### RECORDS TO PROCESS
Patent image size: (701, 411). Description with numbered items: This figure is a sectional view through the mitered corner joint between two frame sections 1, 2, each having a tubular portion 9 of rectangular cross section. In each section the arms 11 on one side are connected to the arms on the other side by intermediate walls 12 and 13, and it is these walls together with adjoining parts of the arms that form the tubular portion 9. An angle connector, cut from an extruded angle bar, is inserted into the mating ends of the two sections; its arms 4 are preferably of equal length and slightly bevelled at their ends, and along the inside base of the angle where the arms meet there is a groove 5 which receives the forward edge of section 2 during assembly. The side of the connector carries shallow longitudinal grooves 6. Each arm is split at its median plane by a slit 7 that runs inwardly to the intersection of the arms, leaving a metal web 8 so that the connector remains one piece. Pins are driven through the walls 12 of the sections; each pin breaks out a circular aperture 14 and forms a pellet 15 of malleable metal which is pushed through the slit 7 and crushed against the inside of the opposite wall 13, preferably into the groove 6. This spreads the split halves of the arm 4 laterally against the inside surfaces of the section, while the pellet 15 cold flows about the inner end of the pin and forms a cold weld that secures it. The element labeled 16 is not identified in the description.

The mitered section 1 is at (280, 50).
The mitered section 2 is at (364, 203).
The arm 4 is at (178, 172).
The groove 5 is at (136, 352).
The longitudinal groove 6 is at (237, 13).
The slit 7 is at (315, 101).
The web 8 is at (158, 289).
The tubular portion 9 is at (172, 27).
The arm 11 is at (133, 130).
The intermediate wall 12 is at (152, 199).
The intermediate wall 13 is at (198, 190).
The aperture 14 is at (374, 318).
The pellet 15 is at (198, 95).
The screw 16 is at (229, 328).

### WHAT TO WORK ON
Report, in full, every line of the material above that contains the string "groove". Case counts.

### EXERCISE RESPONSE
Patent image size: (701, 411). Description with numbered items: This figure is a sectional view through the mitered corner joint between two frame sections 1, 2, each having a tubular portion 9 of rectangular cross section. In each section the arms 11 on one side are connected to the arms on the other side by intermediate walls 12 and 13, and it is these walls together with adjoining parts of the arms that form the tubular portion 9. An angle connector, cut from an extruded angle bar, is inserted into the mating ends of the two sections; its arms 4 are preferably of equal length and slightly bevelled at their ends, and along the inside base of the angle where the arms meet there is a groove 5 which receives the forward edge of section 2 during assembly. The side of the connector carries shallow longitudinal grooves 6. Each arm is split at its median plane by a slit 7 that runs inwardly to the intersection of the arms, leaving a metal web 8 so that the connector remains one piece. Pins are driven through the walls 12 of the sections; each pin breaks out a circular aperture 14 and forms a pellet 15 of malleable metal which is pushed through the slit 7 and crushed against the inside of the opposite wall 13, preferably into the groove 6. This spreads the split halves of the arm 4 laterally against the inside surfaces of the section, while the pellet 15 cold flows about the inner end of the pin and forms a cold weld that secures it. The element labeled 16 is not identified in the description.
The groove 5 is at (136, 352).
The longitudinal groove 6 is at (237, 13).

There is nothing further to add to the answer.